>> START Dataset

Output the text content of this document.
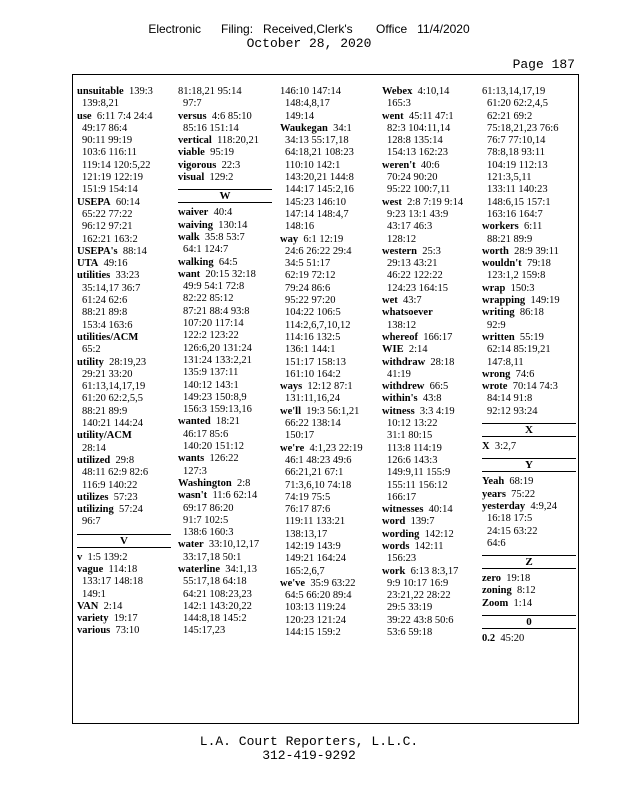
Electronic      Filing:   Received,Clerk's       Office   11/4/2020
October 28, 2020
Page 187
unsuitable 139:3
139:8,21
use 6:11 7:4 24:4
49:17 86:4
90:11 99:19
103:6 116:11
119:14 120:5,22
121:19 122:19
151:9 154:14
USEPA 60:14
65:22 77:22
96:12 97:21
162:21 163:2
USEPA's 88:14
UTA 49:16
utilities 33:23
35:14,17 36:7
61:24 62:6
88:21 89:8
153:4 163:6
utilities/ACM
65:2
utility 28:19,23
29:21 33:20
61:13,14,17,19
61:20 62:2,5,5
88:21 89:9
140:21 144:24
utility/ACM
28:14
utilized 29:8
48:11 62:9 82:6
116:9 140:22
utilizes 57:23
utilizing 57:24
96:7
V
v 1:5 139:2
vague 114:18
133:17 148:18
149:1
VAN 2:14
variety 19:17
various 73:10
81:18,21 95:14
97:7
versus 4:6 85:10
85:16 151:14
vertical 118:20,21
viable 95:19
vigorous 22:3
visual 129:2
W
waiver 40:4
waiving 130:14
walk 35:8 53:7
64:1 124:7
walking 64:5
want 20:15 32:18
49:9 54:1 72:8
82:22 85:12
87:21 88:4 93:8
107:20 117:14
122:2 123:22
126:6,20 131:24
131:24 133:2,21
135:9 137:11
140:12 143:1
149:23 150:8,9
156:3 159:13,16
wanted 18:21
46:17 85:6
140:20 151:12
wants 126:22
127:3
Washington 2:8
wasn't 11:6 62:14
69:17 86:20
91:7 102:5
138:6 160:3
water 33:10,12,17
33:17,18 50:1
waterline 34:1,13
55:17,18 64:18
64:21 108:23,23
142:1 143:20,22
144:8,18 145:2
145:17,23
146:10 147:14
148:4,8,17
149:14
Waukegan 34:1
34:13 55:17,18
64:18,21 108:23
110:10 142:1
143:20,21 144:8
144:17 145:2,16
145:23 146:10
147:14 148:4,7
148:16
way 6:1 12:19
24:6 26:22 29:4
34:5 51:17
62:19 72:12
79:24 86:6
95:22 97:20
104:22 106:5
114:2,6,7,10,12
114:16 132:5
136:1 144:1
151:17 158:13
161:10 164:2
ways 12:12 87:1
131:11,16,24
we'll 19:3 56:1,21
66:22 138:14
150:17
we're 4:1,23 22:19
46:1 48:23 49:6
66:21,21 67:1
71:3,6,10 74:18
74:19 75:5
76:17 87:6
119:11 133:21
138:13,17
142:19 143:9
149:21 164:24
165:2,6,7
we've 35:9 63:22
64:5 66:20 89:4
103:13 119:24
120:23 121:24
144:15 159:2
Webex 4:10,14
165:3
went 45:11 47:1
82:3 104:11,14
128:8 135:14
154:13 162:23
weren't 40:6
70:24 90:20
95:22 100:7,11
west 2:8 7:19 9:14
9:23 13:1 43:9
43:17 46:3
128:12
western 25:3
29:13 43:21
46:22 122:22
124:23 164:15
wet 43:7
whatsoever
138:12
whereof 166:17
WIE 2:14
withdraw 28:18
41:19
withdrew 66:5
within's 43:8
witness 3:3 4:19
10:12 13:22
31:1 80:15
113:8 114:19
126:6 143:3
149:9,11 155:9
155:11 156:12
166:17
witnesses 40:14
word 139:7
wording 142:12
words 142:11
156:23
work 6:13 8:3,17
9:9 10:17 16:9
23:21,22 28:22
29:5 33:19
39:22 43:8 50:6
53:6 59:18
61:13,14,17,19
61:20 62:2,4,5
62:21 69:2
75:18,21,23 76:6
76:7 77:10,14
78:8,18 93:11
104:19 112:13
121:3,5,11
133:11 140:23
148:6,15 157:1
163:16 164:7
workers 6:11
88:21 89:9
worth 28:9 39:11
wouldn't 79:18
123:1,2 159:8
wrap 150:3
wrapping 149:19
writing 86:18
92:9
written 55:19
62:14 85:19,21
147:8,11
wrong 74:6
wrote 70:14 74:3
84:14 91:8
92:12 93:24
X
X 3:2,7
Y
Yeah 68:19
years 75:22
yesterday 4:9,24
16:18 17:5
24:15 63:22
64:6
Z
zero 19:18
zoning 8:12
Zoom 1:14
0
0.2 45:20
L.A. Court Reporters, L.L.C.
312-419-9292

>> END Dataset

## What is required:
Reproduce each line of the records exactly, and omit every picture.

## Result:
Output the text content of this document.
Electronic      Filing:   Received,Clerk's       Office   11/4/2020
October 28, 2020
Page 187
unsuitable 139:3
139:8,21
use 6:11 7:4 24:4
49:17 86:4
90:11 99:19
103:6 116:11
119:14 120:5,22
121:19 122:19
151:9 154:14
USEPA 60:14
65:22 77:22
96:12 97:21
162:21 163:2
USEPA's 88:14
UTA 49:16
utilities 33:23
35:14,17 36:7
61:24 62:6
88:21 89:8
153:4 163:6
utilities/ACM
65:2
utility 28:19,23
29:21 33:20
61:13,14,17,19
61:20 62:2,5,5
88:21 89:9
140:21 144:24
utility/ACM
28:14
utilized 29:8
48:11 62:9 82:6
116:9 140:22
utilizes 57:23
utilizing 57:24
96:7
V
v 1:5 139:2
vague 114:18
133:17 148:18
149:1
VAN 2:14
variety 19:17
various 73:10
81:18,21 95:14
97:7
versus 4:6 85:10
85:16 151:14
vertical 118:20,21
viable 95:19
vigorous 22:3
visual 129:2
W
waiver 40:4
waiving 130:14
walk 35:8 53:7
64:1 124:7
walking 64:5
want 20:15 32:18
49:9 54:1 72:8
82:22 85:12
87:21 88:4 93:8
107:20 117:14
122:2 123:22
126:6,20 131:24
131:24 133:2,21
135:9 137:11
140:12 143:1
149:23 150:8,9
156:3 159:13,16
wanted 18:21
46:17 85:6
140:20 151:12
wants 126:22
127:3
Washington 2:8
wasn't 11:6 62:14
69:17 86:20
91:7 102:5
138:6 160:3
water 33:10,12,17
33:17,18 50:1
waterline 34:1,13
55:17,18 64:18
64:21 108:23,23
142:1 143:20,22
144:8,18 145:2
145:17,23
146:10 147:14
148:4,8,17
149:14
Waukegan 34:1
34:13 55:17,18
64:18,21 108:23
110:10 142:1
143:20,21 144:8
144:17 145:2,16
145:23 146:10
147:14 148:4,7
148:16
way 6:1 12:19
24:6 26:22 29:4
34:5 51:17
62:19 72:12
79:24 86:6
95:22 97:20
104:22 106:5
114:2,6,7,10,12
114:16 132:5
136:1 144:1
151:17 158:13
161:10 164:2
ways 12:12 87:1
131:11,16,24
we'll 19:3 56:1,21
66:22 138:14
150:17
we're 4:1,23 22:19
46:1 48:23 49:6
66:21,21 67:1
71:3,6,10 74:18
74:19 75:5
76:17 87:6
119:11 133:21
138:13,17
142:19 143:9
149:21 164:24
165:2,6,7
we've 35:9 63:22
64:5 66:20 89:4
103:13 119:24
120:23 121:24
144:15 159:2
Webex 4:10,14
165:3
went 45:11 47:1
82:3 104:11,14
128:8 135:14
154:13 162:23
weren't 40:6
70:24 90:20
95:22 100:7,11
west 2:8 7:19 9:14
9:23 13:1 43:9
43:17 46:3
128:12
western 25:3
29:13 43:21
46:22 122:22
124:23 164:15
wet 43:7
whatsoever
138:12
whereof 166:17
WIE 2:14
withdraw 28:18
41:19
withdrew 66:5
within's 43:8
witness 3:3 4:19
10:12 13:22
31:1 80:15
113:8 114:19
126:6 143:3
149:9,11 155:9
155:11 156:12
166:17
witnesses 40:14
word 139:7
wording 142:12
words 142:11
156:23
work 6:13 8:3,17
9:9 10:17 16:9
23:21,22 28:22
29:5 33:19
39:22 43:8 50:6
53:6 59:18
61:13,14,17,19
61:20 62:2,4,5
62:21 69:2
75:18,21,23 76:6
76:7 77:10,14
78:8,18 93:11
104:19 112:13
121:3,5,11
133:11 140:23
148:6,15 157:1
163:16 164:7
workers 6:11
88:21 89:9
worth 28:9 39:11
wouldn't 79:18
123:1,2 159:8
wrap 150:3
wrapping 149:19
writing 86:18
92:9
written 55:19
62:14 85:19,21
147:8,11
wrong 74:6
wrote 70:14 74:3
84:14 91:8
92:12 93:24
X
X 3:2,7
Y
Yeah 68:19
years 75:22
yesterday 4:9,24
16:18 17:5
24:15 63:22
64:6
Z
zero 19:18
zoning 8:12
Zoom 1:14
0
0.2 45:20
L.A. Court Reporters, L.L.C.
312-419-9292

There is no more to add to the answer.